• Exercise:
Leave the pictures out. Return all other data exactly.

- - -

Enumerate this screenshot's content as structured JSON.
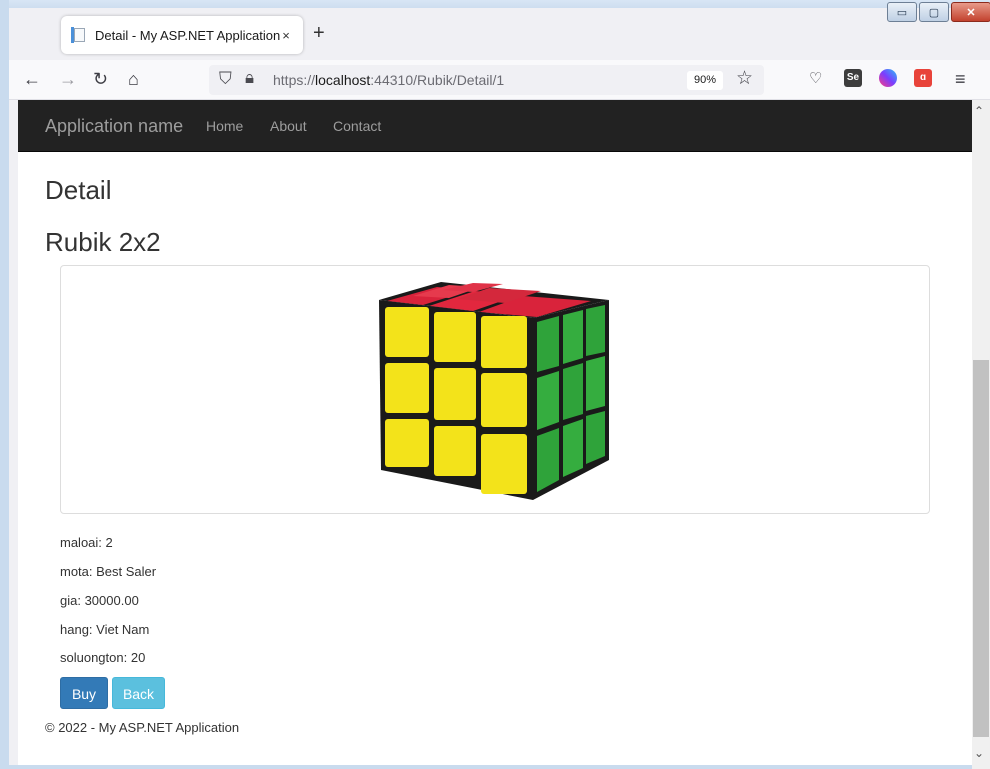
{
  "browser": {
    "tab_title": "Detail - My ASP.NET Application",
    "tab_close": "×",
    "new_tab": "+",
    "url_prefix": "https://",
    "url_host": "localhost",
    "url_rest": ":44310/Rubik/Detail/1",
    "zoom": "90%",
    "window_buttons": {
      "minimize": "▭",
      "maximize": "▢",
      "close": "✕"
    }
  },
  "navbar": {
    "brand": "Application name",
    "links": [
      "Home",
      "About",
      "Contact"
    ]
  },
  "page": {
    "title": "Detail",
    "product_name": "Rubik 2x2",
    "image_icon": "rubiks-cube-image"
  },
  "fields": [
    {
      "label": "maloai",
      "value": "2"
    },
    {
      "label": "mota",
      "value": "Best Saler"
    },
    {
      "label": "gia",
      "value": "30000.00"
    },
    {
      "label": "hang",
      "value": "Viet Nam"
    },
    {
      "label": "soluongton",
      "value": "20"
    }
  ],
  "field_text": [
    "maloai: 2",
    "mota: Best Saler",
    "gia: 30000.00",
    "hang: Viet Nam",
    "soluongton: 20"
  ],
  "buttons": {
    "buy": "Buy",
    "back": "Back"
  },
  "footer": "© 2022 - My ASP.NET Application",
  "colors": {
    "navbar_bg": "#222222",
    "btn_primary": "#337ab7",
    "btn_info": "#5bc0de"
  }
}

- - -

• Answer to the exercise:
Enumerate this screenshot's content as structured JSON.
{
  "browser": {
    "tab_title": "Detail - My ASP.NET Application",
    "tab_close": "×",
    "new_tab": "+",
    "url_prefix": "https://",
    "url_host": "localhost",
    "url_rest": ":44310/Rubik/Detail/1",
    "zoom": "90%",
    "window_buttons": {
      "minimize": "▭",
      "maximize": "▢",
      "close": "✕"
    }
  },
  "navbar": {
    "brand": "Application name",
    "links": [
      "Home",
      "About",
      "Contact"
    ]
  },
  "page": {
    "title": "Detail",
    "product_name": "Rubik 2x2",
    "image_icon": "rubiks-cube-image"
  },
  "fields": [
    {
      "label": "maloai",
      "value": "2"
    },
    {
      "label": "mota",
      "value": "Best Saler"
    },
    {
      "label": "gia",
      "value": "30000.00"
    },
    {
      "label": "hang",
      "value": "Viet Nam"
    },
    {
      "label": "soluongton",
      "value": "20"
    }
  ],
  "field_text": [
    "maloai: 2",
    "mota: Best Saler",
    "gia: 30000.00",
    "hang: Viet Nam",
    "soluongton: 20"
  ],
  "buttons": {
    "buy": "Buy",
    "back": "Back"
  },
  "footer": "© 2022 - My ASP.NET Application",
  "colors": {
    "navbar_bg": "#222222",
    "btn_primary": "#337ab7",
    "btn_info": "#5bc0de"
  }
}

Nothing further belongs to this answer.